--- START ---
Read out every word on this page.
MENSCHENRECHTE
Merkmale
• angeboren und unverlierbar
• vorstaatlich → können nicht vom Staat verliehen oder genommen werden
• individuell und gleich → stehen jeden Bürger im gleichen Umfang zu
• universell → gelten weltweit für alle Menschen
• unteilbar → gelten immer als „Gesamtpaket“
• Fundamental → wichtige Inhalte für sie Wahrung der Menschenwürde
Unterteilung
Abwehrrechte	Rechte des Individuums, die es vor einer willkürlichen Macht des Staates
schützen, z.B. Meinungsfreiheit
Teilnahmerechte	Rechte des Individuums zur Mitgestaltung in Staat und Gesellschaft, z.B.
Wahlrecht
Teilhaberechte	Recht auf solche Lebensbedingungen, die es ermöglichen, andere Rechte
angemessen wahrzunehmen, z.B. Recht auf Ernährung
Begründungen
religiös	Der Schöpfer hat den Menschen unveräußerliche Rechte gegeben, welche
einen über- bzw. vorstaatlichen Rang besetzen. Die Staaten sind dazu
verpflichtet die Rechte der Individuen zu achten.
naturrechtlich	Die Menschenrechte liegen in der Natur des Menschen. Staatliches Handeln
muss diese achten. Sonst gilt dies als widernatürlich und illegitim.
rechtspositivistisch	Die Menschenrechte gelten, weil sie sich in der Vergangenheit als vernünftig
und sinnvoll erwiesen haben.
--- END ---
Set the records down again in full, exactly as they read.

Read out every word on this page.
MENSCHENRECHTE
Merkmale
• angeboren und unverlierbar
• vorstaatlich → können nicht vom Staat verliehen oder genommen werden
• individuell und gleich → stehen jeden Bürger im gleichen Umfang zu
• universell → gelten weltweit für alle Menschen
• unteilbar → gelten immer als „Gesamtpaket“
• Fundamental → wichtige Inhalte für sie Wahrung der Menschenwürde
Unterteilung
Abwehrrechte	Rechte des Individuums, die es vor einer willkürlichen Macht des Staates
schützen, z.B. Meinungsfreiheit
Teilnahmerechte	Rechte des Individuums zur Mitgestaltung in Staat und Gesellschaft, z.B.
Wahlrecht
Teilhaberechte	Recht auf solche Lebensbedingungen, die es ermöglichen, andere Rechte
angemessen wahrzunehmen, z.B. Recht auf Ernährung
Begründungen
religiös	Der Schöpfer hat den Menschen unveräußerliche Rechte gegeben, welche
einen über- bzw. vorstaatlichen Rang besetzen. Die Staaten sind dazu
verpflichtet die Rechte der Individuen zu achten.
naturrechtlich	Die Menschenrechte liegen in der Natur des Menschen. Staatliches Handeln
muss diese achten. Sonst gilt dies als widernatürlich und illegitim.
rechtspositivistisch	Die Menschenrechte gelten, weil sie sich in der Vergangenheit als vernünftig
und sinnvoll erwiesen haben.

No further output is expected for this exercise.